Leaving out all images, write out the records that follow exactly.

-=-=-=-=-

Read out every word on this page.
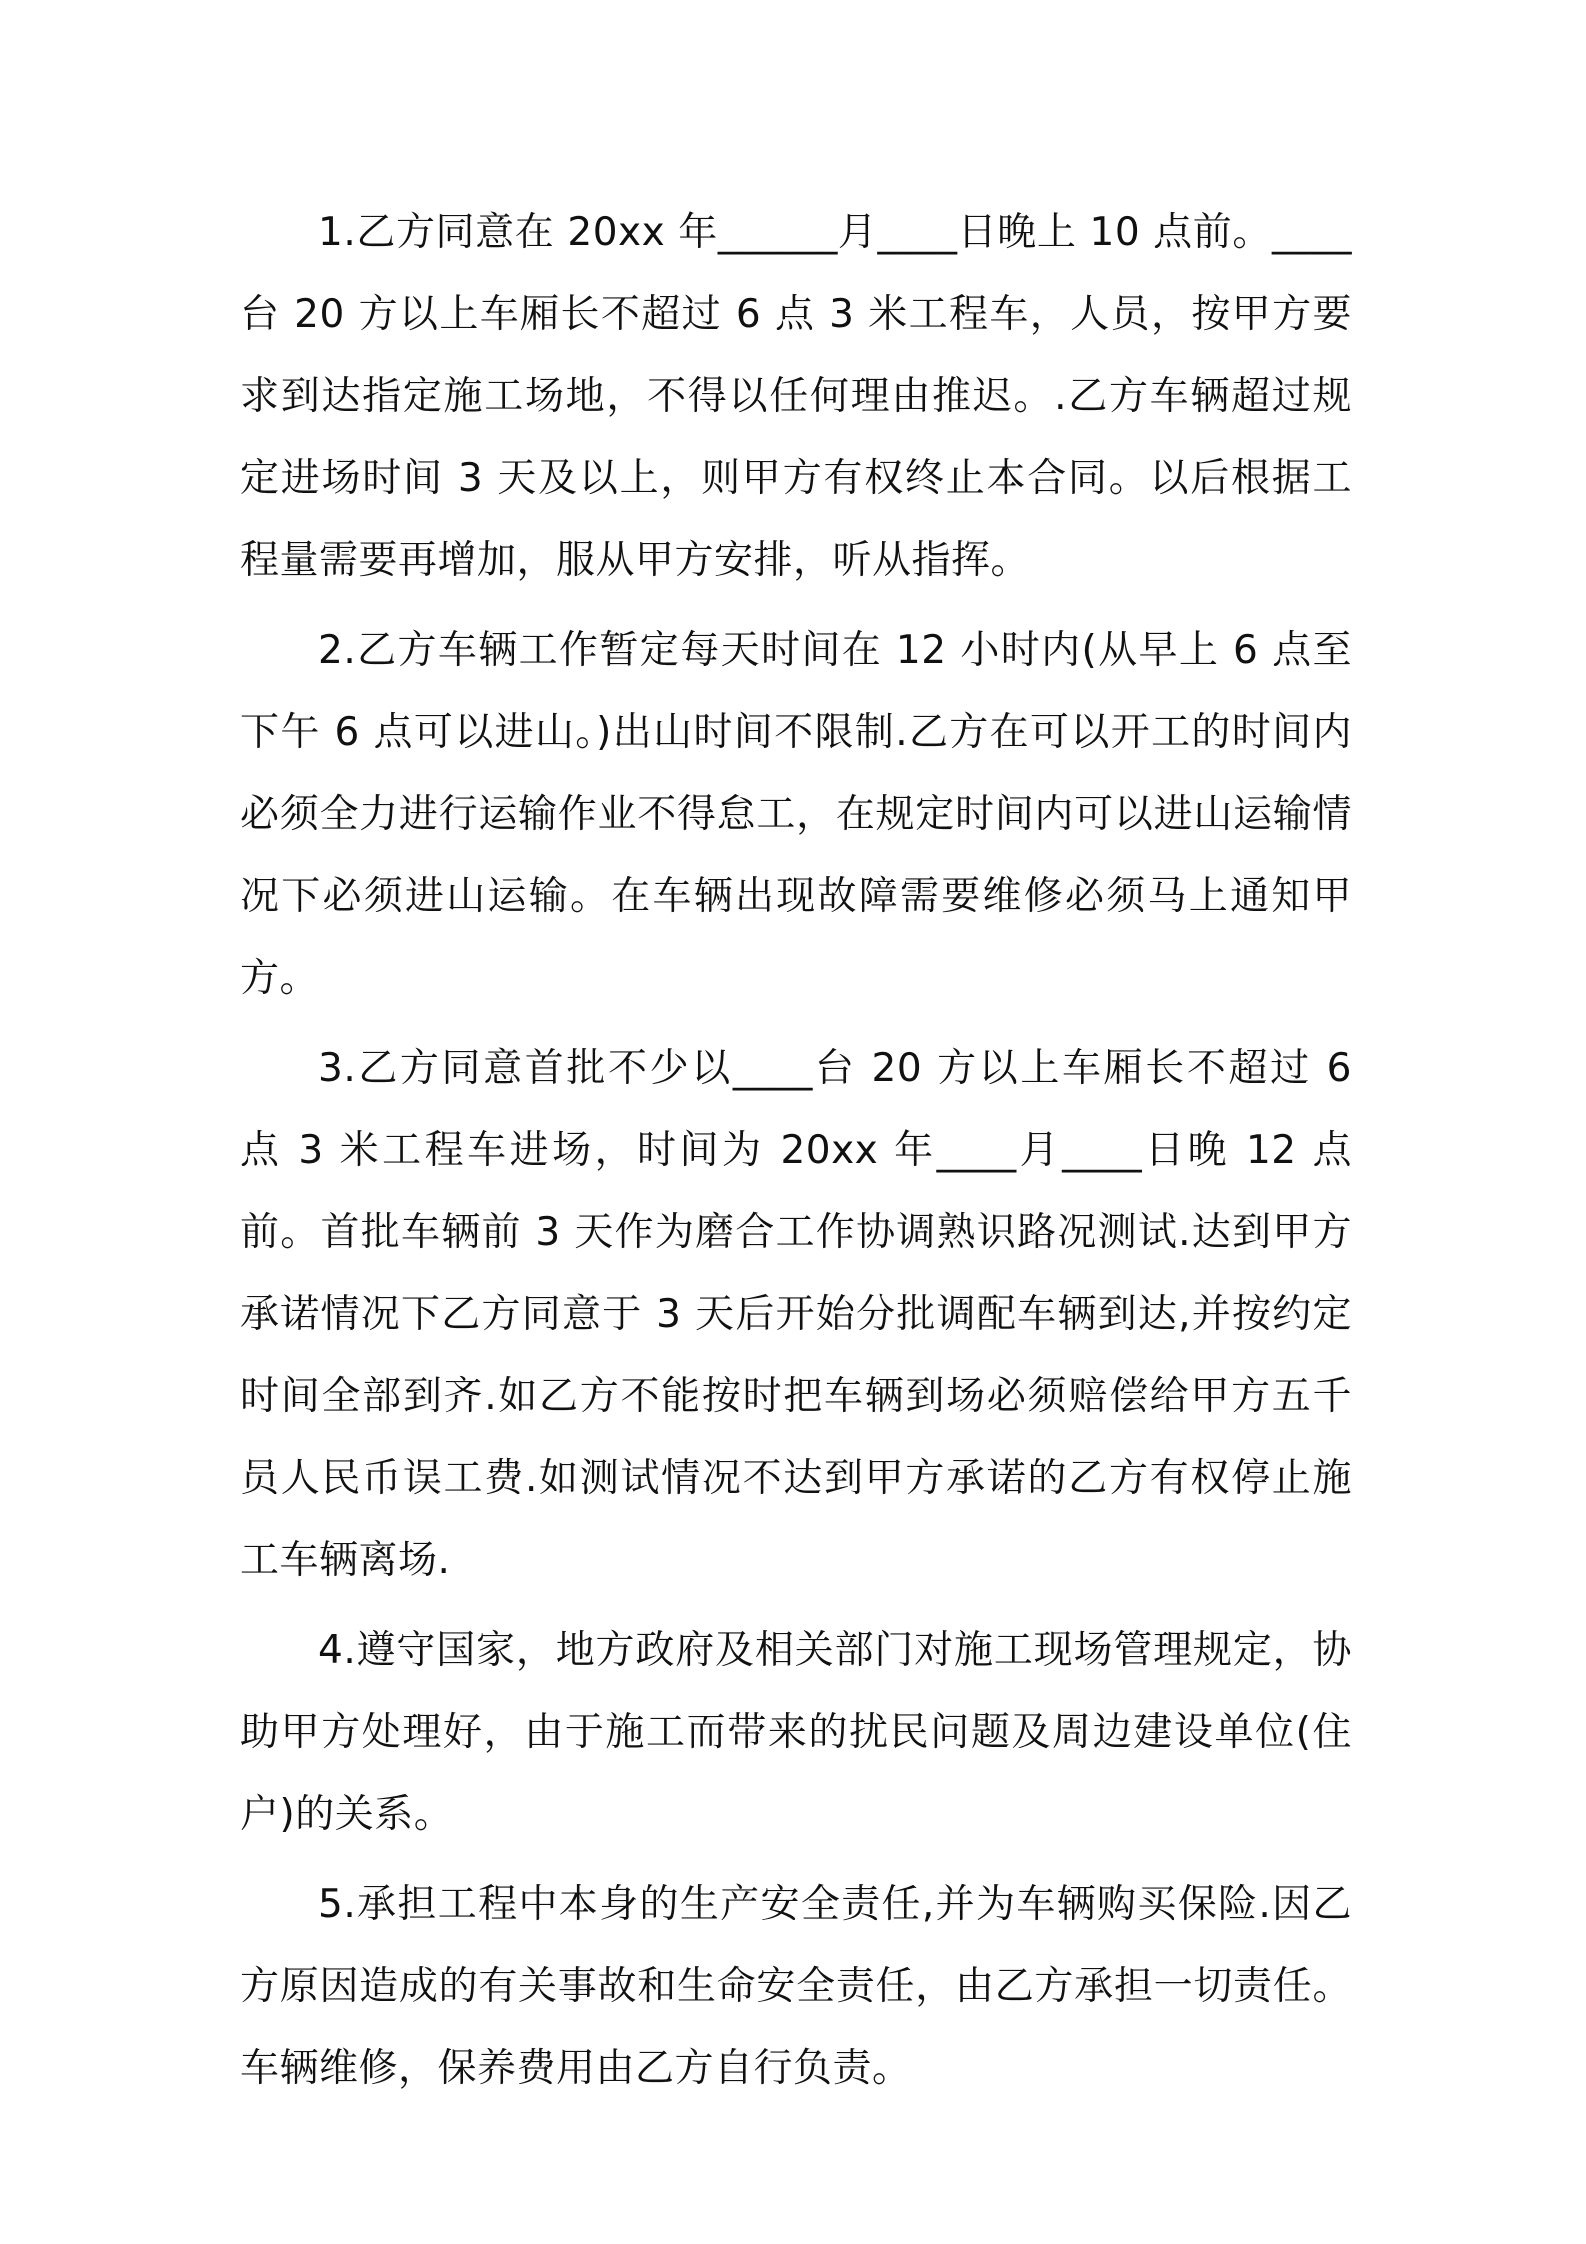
1.乙方同意在 20xx 年______月____日晚上 10 点前。____台 20 方以上车厢长不超过 6 点 3 米工程车，人员，按甲方要求到达指定施工场地，不得以任何理由推迟。.乙方车辆超过规定进场时间 3 天及以上，则甲方有权终止本合同。以后根据工程量需要再增加，服从甲方安排，听从指挥。

2.乙方车辆工作暂定每天时间在 12 小时内(从早上 6 点至下午 6 点可以进山。)出山时间不限制.乙方在可以开工的时间内必须全力进行运输作业不得怠工，在规定时间内可以进山运输情况下必须进山运输。在车辆出现故障需要维修必须马上通知甲方。

3.乙方同意首批不少以____台 20 方以上车厢长不超过 6 点 3 米工程车进场，时间为 20xx 年____月____日晚 12 点前。首批车辆前 3 天作为磨合工作协调熟识路况测试.达到甲方承诺情况下乙方同意于 3 天后开始分批调配车辆到达,并按约定时间全部到齐.如乙方不能按时把车辆到场必须赔偿给甲方五千员人民币误工费.如测试情况不达到甲方承诺的乙方有权停止施工车辆离场.

4.遵守国家，地方政府及相关部门对施工现场管理规定，协助甲方处理好，由于施工而带来的扰民问题及周边建设单位(住户)的关系。

5.承担工程中本身的生产安全责任,并为车辆购买保险.因乙方原因造成的有关事故和生命安全责任，由乙方承担一切责任。车辆维修，保养费用由乙方自行负责。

-=-=-=-=-

## RESULT FOR THIS EXERCISE:
Read out every word on this page.
1.乙方同意在 20xx 年______月____日晚上 10 点前。____台 20 方以上车厢长不超过 6 点 3 米工程车，人员，按甲方要求到达指定施工场地，不得以任何理由推迟。.乙方车辆超过规定进场时间 3 天及以上，则甲方有权终止本合同。以后根据工程量需要再增加，服从甲方安排，听从指挥。

2.乙方车辆工作暂定每天时间在 12 小时内(从早上 6 点至下午 6 点可以进山。)出山时间不限制.乙方在可以开工的时间内必须全力进行运输作业不得怠工，在规定时间内可以进山运输情况下必须进山运输。在车辆出现故障需要维修必须马上通知甲方。

3.乙方同意首批不少以____台 20 方以上车厢长不超过 6 点 3 米工程车进场，时间为 20xx 年____月____日晚 12 点前。首批车辆前 3 天作为磨合工作协调熟识路况测试.达到甲方承诺情况下乙方同意于 3 天后开始分批调配车辆到达,并按约定时间全部到齐.如乙方不能按时把车辆到场必须赔偿给甲方五千员人民币误工费.如测试情况不达到甲方承诺的乙方有权停止施工车辆离场.

4.遵守国家，地方政府及相关部门对施工现场管理规定，协助甲方处理好，由于施工而带来的扰民问题及周边建设单位(住户)的关系。

5.承担工程中本身的生产安全责任,并为车辆购买保险.因乙方原因造成的有关事故和生命安全责任，由乙方承担一切责任。车辆维修，保养费用由乙方自行负责。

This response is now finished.